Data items
────────────────────
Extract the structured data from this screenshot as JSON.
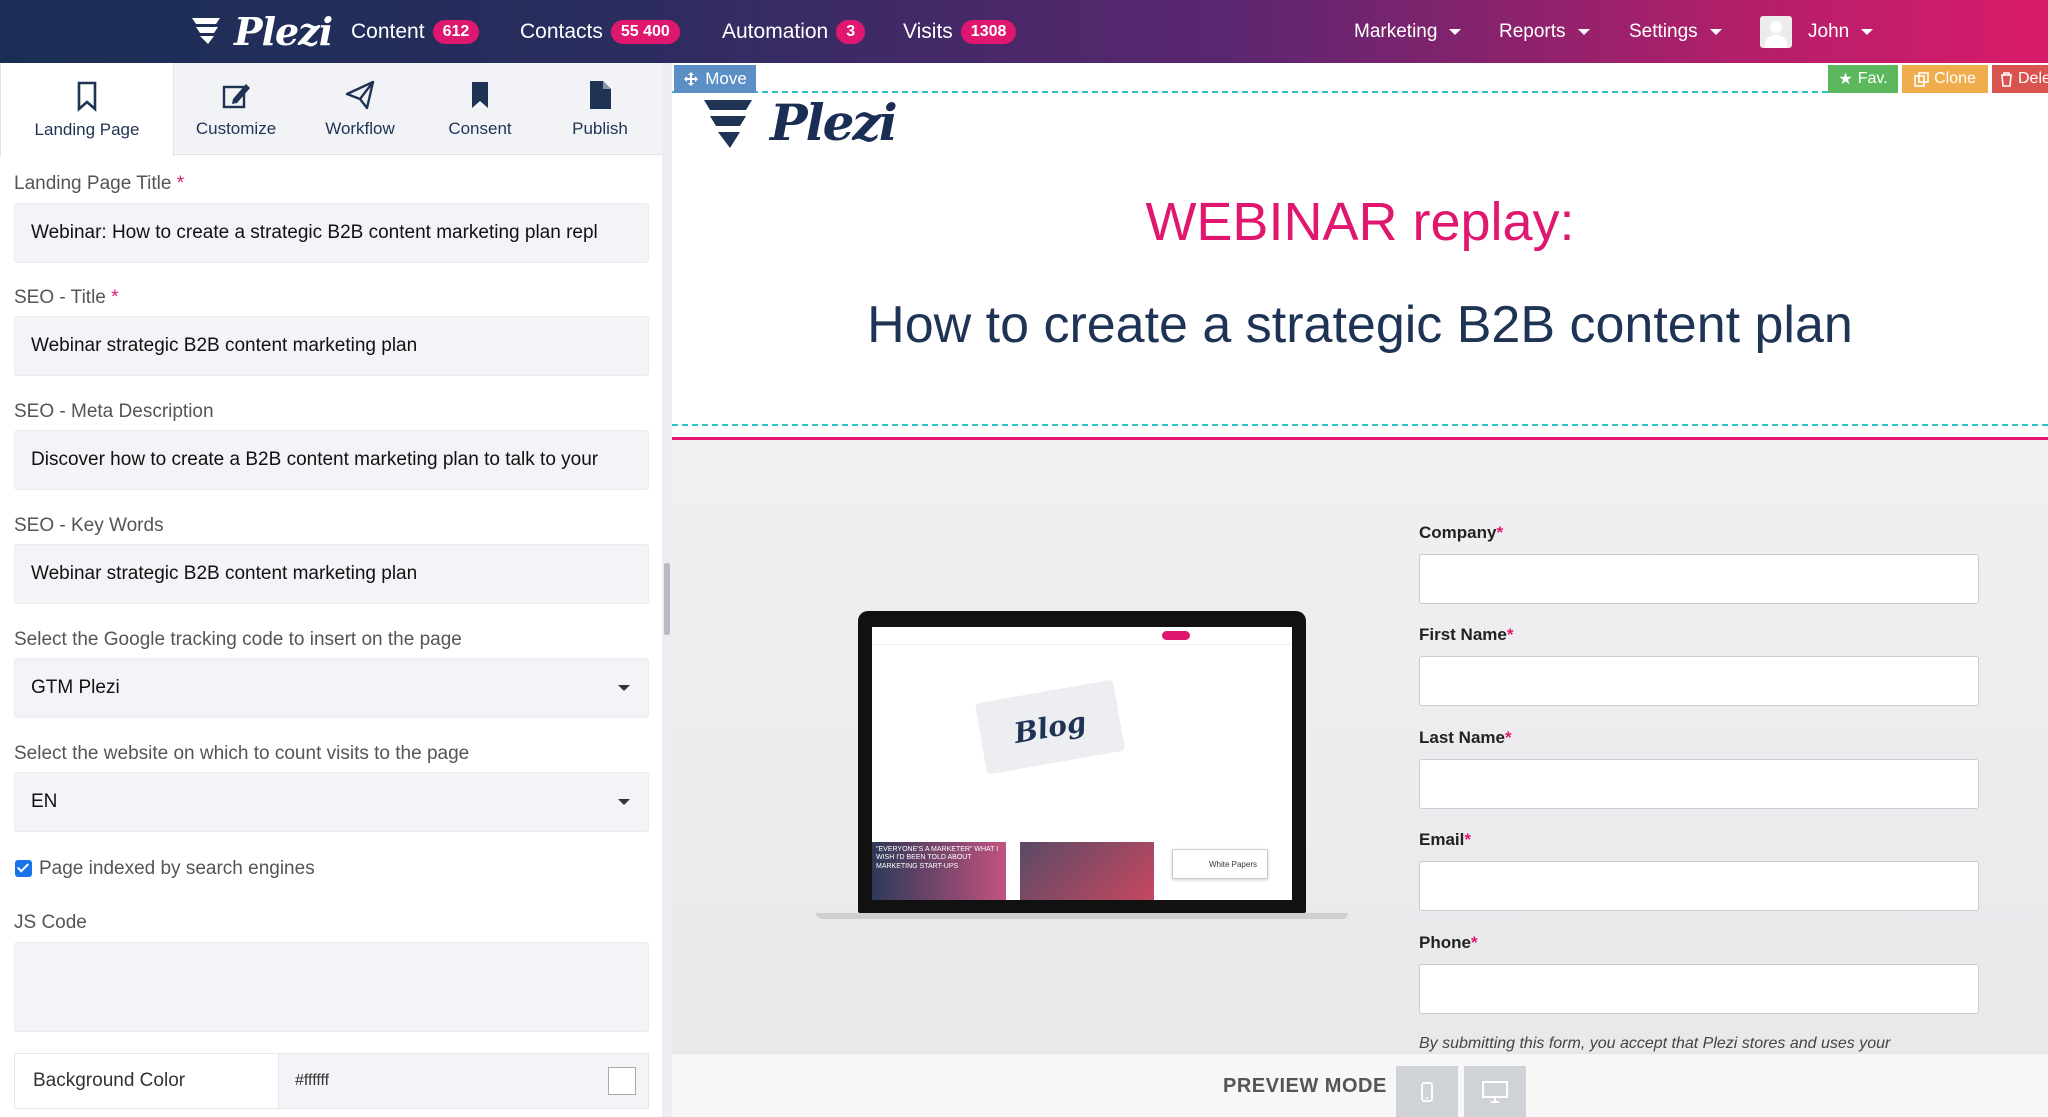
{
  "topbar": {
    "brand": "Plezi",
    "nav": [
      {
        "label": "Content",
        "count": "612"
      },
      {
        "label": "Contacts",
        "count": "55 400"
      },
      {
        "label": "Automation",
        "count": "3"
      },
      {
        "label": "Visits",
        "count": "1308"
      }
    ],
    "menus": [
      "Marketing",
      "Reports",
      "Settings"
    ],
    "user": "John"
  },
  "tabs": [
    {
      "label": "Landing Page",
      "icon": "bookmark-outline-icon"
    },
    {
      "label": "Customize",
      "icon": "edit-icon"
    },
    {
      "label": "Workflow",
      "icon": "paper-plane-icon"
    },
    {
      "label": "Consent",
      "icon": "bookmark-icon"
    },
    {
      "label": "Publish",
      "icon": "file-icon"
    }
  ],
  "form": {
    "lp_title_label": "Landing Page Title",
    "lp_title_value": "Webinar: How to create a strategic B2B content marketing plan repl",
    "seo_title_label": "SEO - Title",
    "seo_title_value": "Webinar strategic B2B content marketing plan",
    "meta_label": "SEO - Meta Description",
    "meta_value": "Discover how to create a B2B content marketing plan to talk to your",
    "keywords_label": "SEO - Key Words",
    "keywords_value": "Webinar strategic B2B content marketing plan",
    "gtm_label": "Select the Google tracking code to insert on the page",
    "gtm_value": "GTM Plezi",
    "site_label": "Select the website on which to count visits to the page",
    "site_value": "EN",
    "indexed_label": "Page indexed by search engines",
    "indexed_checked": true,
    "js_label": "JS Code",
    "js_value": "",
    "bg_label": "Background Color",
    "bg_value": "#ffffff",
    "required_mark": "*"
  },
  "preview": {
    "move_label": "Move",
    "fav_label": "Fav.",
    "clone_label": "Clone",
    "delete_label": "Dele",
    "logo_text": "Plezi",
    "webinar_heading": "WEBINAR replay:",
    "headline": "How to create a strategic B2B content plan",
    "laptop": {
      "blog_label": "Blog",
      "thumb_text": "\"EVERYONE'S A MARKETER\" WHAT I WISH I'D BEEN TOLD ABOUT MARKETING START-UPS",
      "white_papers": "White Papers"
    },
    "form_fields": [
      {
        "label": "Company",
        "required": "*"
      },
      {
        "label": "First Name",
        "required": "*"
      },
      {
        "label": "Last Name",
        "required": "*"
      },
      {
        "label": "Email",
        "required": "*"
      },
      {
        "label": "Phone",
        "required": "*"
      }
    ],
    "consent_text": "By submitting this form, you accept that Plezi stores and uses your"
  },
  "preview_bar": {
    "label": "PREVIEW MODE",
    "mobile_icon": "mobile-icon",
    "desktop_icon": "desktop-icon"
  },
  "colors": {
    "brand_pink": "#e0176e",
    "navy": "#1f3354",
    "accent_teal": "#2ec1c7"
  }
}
────────────────────
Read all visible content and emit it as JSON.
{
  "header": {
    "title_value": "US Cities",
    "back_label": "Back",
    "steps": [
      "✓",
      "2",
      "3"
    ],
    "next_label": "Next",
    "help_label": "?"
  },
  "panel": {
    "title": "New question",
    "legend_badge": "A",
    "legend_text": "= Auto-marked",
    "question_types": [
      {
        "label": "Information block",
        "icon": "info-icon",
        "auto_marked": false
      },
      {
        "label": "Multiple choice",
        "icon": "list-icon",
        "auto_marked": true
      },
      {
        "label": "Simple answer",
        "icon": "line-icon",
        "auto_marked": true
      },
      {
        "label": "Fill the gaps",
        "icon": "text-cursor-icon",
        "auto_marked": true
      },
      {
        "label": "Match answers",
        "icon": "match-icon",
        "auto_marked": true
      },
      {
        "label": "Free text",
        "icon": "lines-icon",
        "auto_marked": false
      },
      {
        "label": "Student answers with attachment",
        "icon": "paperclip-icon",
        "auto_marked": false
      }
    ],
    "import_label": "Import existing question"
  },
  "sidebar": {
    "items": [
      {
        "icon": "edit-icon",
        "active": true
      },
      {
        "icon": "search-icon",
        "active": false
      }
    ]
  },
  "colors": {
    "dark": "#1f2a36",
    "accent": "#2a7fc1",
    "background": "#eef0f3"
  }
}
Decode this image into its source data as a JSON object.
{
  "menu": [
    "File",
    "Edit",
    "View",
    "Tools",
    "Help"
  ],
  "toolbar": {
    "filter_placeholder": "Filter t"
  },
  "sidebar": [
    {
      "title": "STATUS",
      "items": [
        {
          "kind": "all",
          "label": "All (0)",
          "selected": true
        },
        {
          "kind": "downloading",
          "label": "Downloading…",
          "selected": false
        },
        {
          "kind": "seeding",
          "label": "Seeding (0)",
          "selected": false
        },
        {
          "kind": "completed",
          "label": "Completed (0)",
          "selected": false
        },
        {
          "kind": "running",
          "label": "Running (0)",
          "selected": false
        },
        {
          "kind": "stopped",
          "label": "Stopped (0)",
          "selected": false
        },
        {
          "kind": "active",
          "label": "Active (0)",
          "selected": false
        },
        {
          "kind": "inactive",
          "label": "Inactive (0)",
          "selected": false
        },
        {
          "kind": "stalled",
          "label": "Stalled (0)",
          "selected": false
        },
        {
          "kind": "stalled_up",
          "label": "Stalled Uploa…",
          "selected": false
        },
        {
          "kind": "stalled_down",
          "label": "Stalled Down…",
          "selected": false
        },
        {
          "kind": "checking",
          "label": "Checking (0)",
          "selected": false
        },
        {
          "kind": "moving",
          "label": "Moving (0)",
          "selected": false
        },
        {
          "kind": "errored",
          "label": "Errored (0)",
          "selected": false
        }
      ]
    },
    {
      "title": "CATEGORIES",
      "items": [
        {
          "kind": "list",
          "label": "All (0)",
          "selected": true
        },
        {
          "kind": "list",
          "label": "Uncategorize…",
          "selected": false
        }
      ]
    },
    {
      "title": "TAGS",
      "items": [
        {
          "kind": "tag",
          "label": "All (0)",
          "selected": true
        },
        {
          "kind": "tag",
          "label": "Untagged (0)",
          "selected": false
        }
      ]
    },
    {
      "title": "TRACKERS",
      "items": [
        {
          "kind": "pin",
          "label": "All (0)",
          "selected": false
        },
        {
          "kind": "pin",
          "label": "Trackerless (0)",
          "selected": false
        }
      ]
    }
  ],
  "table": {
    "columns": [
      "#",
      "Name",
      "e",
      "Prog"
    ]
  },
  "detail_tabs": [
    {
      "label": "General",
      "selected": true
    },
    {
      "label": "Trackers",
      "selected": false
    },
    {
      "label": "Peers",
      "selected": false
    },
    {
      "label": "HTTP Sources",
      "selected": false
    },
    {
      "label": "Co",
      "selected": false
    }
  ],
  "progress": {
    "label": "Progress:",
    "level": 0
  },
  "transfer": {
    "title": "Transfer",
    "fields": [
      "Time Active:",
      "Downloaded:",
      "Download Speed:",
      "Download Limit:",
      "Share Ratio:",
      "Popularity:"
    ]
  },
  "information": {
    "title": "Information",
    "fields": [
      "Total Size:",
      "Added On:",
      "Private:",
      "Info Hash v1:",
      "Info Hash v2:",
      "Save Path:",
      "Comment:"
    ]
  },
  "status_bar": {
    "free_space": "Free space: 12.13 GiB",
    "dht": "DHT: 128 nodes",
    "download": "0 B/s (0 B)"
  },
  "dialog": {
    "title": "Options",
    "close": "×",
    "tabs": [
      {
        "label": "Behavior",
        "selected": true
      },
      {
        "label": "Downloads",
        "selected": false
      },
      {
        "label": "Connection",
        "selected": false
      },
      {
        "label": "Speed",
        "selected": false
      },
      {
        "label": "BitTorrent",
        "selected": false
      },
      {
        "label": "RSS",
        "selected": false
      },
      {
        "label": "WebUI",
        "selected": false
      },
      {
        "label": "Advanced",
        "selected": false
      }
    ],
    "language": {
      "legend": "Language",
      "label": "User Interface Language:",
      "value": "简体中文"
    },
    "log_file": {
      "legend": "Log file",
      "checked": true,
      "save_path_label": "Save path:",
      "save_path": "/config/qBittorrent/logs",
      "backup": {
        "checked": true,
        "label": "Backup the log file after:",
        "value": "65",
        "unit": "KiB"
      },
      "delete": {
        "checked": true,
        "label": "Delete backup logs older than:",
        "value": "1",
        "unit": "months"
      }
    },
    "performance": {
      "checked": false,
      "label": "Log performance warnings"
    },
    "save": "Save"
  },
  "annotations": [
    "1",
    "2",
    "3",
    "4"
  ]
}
────────────────────
THE PROBLEM:
From the entries above, select each line containing the string "count".

SOLVED EXERCISE:
        "count": "612"
        "count": "55 400"
        "count": "3"
        "count": "1308"
    "site_label": "Select the website on which to count visits to the page",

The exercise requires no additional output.